**Task to carry out**
Where a line contains the string "title", copy that line.

* * *

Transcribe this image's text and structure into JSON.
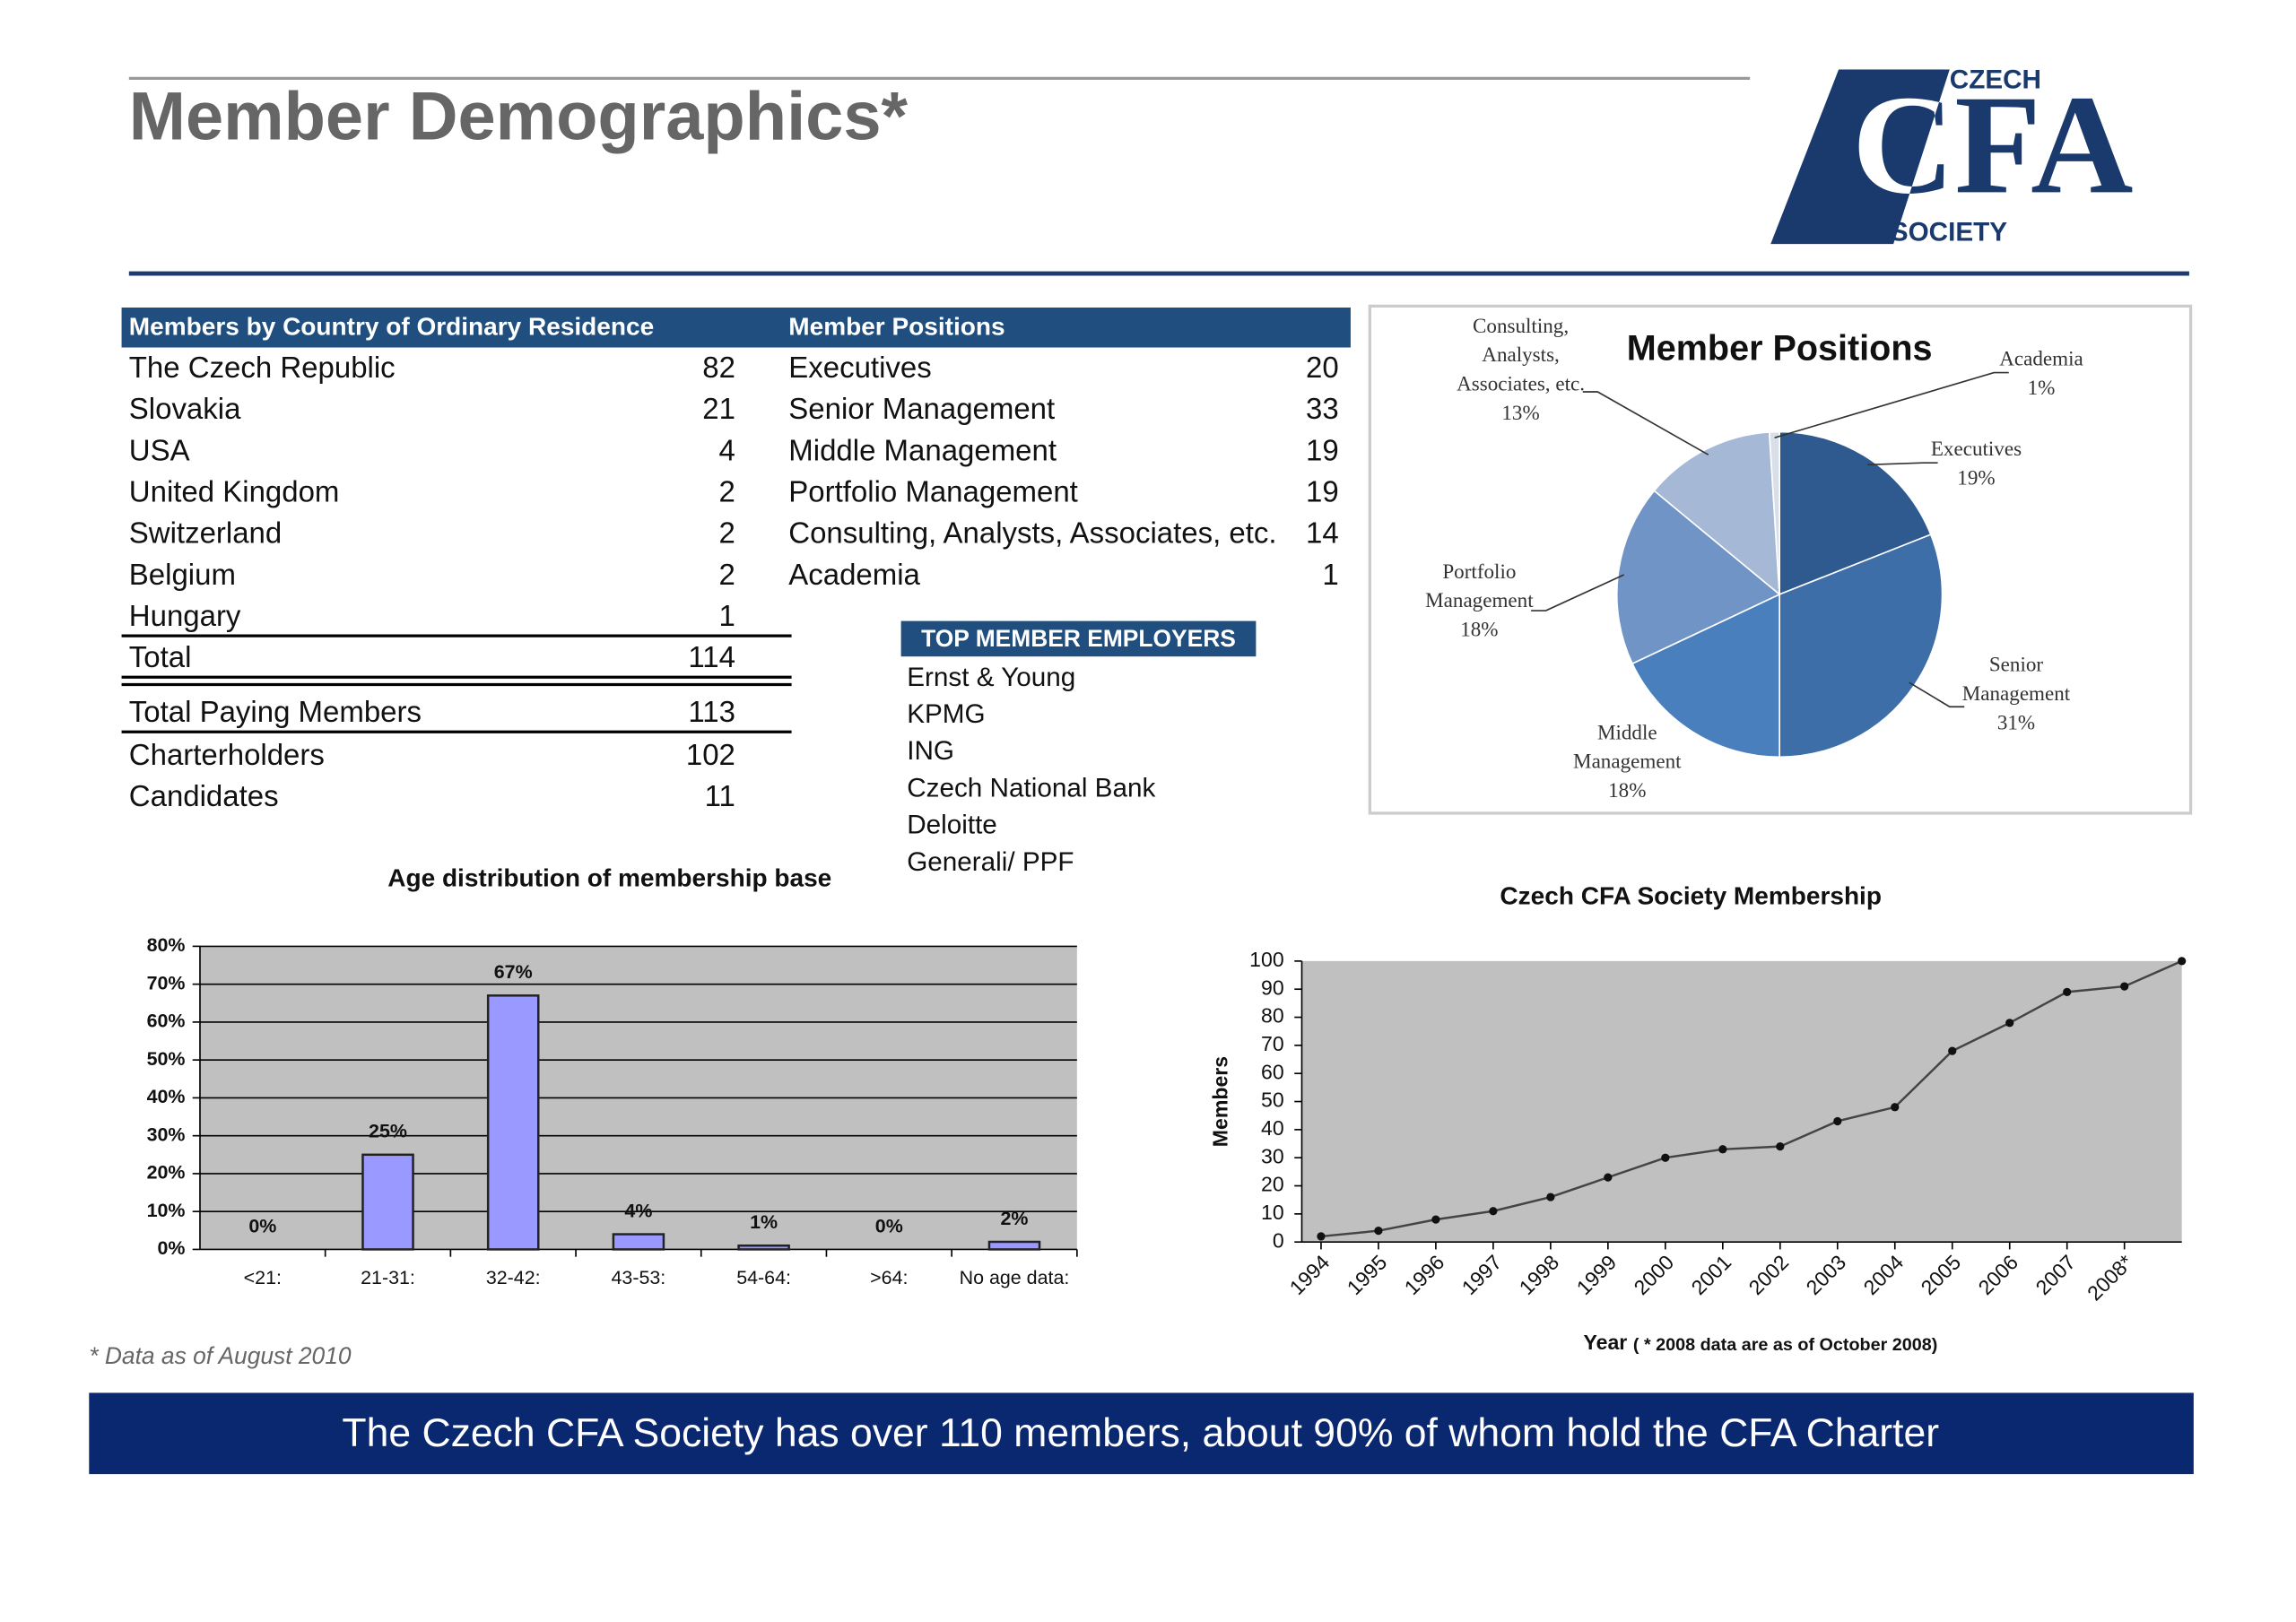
{
  "header": {
    "title": "Member Demographics*"
  },
  "logo": {
    "top": "CZECH",
    "main": "CFA",
    "bottom": "SOCIETY"
  },
  "country_table": {
    "header": "Members by Country of Ordinary Residence",
    "rows": [
      [
        "The Czech Republic",
        82
      ],
      [
        "Slovakia",
        21
      ],
      [
        "USA",
        4
      ],
      [
        "United Kingdom",
        2
      ],
      [
        "Switzerland",
        2
      ],
      [
        "Belgium",
        2
      ],
      [
        "Hungary",
        1
      ]
    ],
    "total": [
      "Total",
      114
    ],
    "summary": [
      [
        "Total Paying Members",
        113
      ],
      [
        "Charterholders",
        102
      ],
      [
        "Candidates",
        11
      ]
    ]
  },
  "positions_table": {
    "header": "Member Positions",
    "rows": [
      [
        "Executives",
        20
      ],
      [
        "Senior Management",
        33
      ],
      [
        "Middle Management",
        19
      ],
      [
        "Portfolio Management",
        19
      ],
      [
        "Consulting, Analysts, Associates, etc.",
        14
      ],
      [
        "Academia",
        1
      ]
    ]
  },
  "employers": {
    "header": "TOP MEMBER EMPLOYERS",
    "items": [
      "Ernst & Young",
      "KPMG",
      "ING",
      "Czech National Bank",
      "Deloitte",
      "Generali/ PPF"
    ]
  },
  "chart_data": [
    {
      "type": "pie",
      "title": "Member Positions",
      "categories": [
        "Executives",
        "Senior Management",
        "Middle Management",
        "Portfolio Management",
        "Consulting, Analysts, Associates, etc.",
        "Academia"
      ],
      "values": [
        19,
        31,
        18,
        18,
        13,
        1
      ],
      "value_labels": [
        "19%",
        "31%",
        "18%",
        "18%",
        "13%",
        "1%"
      ],
      "colors": [
        "#2f5a8f",
        "#3d6ea8",
        "#4a7fbe",
        "#7194c6",
        "#a5b8d6",
        "#d9dfe9"
      ]
    },
    {
      "type": "bar",
      "title": "Age distribution of membership base",
      "categories": [
        "<21:",
        "21-31:",
        "32-42:",
        "43-53:",
        "54-64:",
        ">64:",
        "No age data:"
      ],
      "values": [
        0,
        25,
        67,
        4,
        1,
        0,
        2
      ],
      "value_labels": [
        "0%",
        "25%",
        "67%",
        "4%",
        "1%",
        "0%",
        "2%"
      ],
      "color": "#9999ff",
      "ylim": [
        0,
        80
      ],
      "yticks": [
        {
          "value": 0,
          "label": "0%"
        },
        {
          "value": 10,
          "label": "10%"
        },
        {
          "value": 20,
          "label": "20%"
        },
        {
          "value": 30,
          "label": "30%"
        },
        {
          "value": 40,
          "label": "40%"
        },
        {
          "value": 50,
          "label": "50%"
        },
        {
          "value": 60,
          "label": "60%"
        },
        {
          "value": 70,
          "label": "70%"
        },
        {
          "value": 80,
          "label": "80%"
        }
      ],
      "grid": true
    },
    {
      "type": "line",
      "title": "Czech CFA Society Membership",
      "y_label": "Members",
      "x_label": "Year",
      "x_label_note": "( * 2008 data are as of October 2008)",
      "categories": [
        "1994",
        "1995",
        "1996",
        "1997",
        "1998",
        "1999",
        "2000",
        "2001",
        "2002",
        "2003",
        "2004",
        "2005",
        "2006",
        "2007",
        "2008*",
        null
      ],
      "values": [
        2,
        4,
        8,
        11,
        16,
        23,
        30,
        33,
        34,
        43,
        48,
        68,
        78,
        89,
        91,
        100
      ],
      "color": "#444444",
      "ylim": [
        0,
        100
      ],
      "yticks": [
        0,
        10,
        20,
        30,
        40,
        50,
        60,
        70,
        80,
        90,
        100
      ],
      "grid": false
    }
  ],
  "footnote": "* Data as of August 2010",
  "banner": "The Czech CFA Society has over 110 members, about 90% of whom hold the CFA Charter"
}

* * *

**Correct answer**
    "title": "Member Demographics*"
      "title": "Member Positions",
      "title": "Age distribution of membership base",
      "title": "Czech CFA Society Membership",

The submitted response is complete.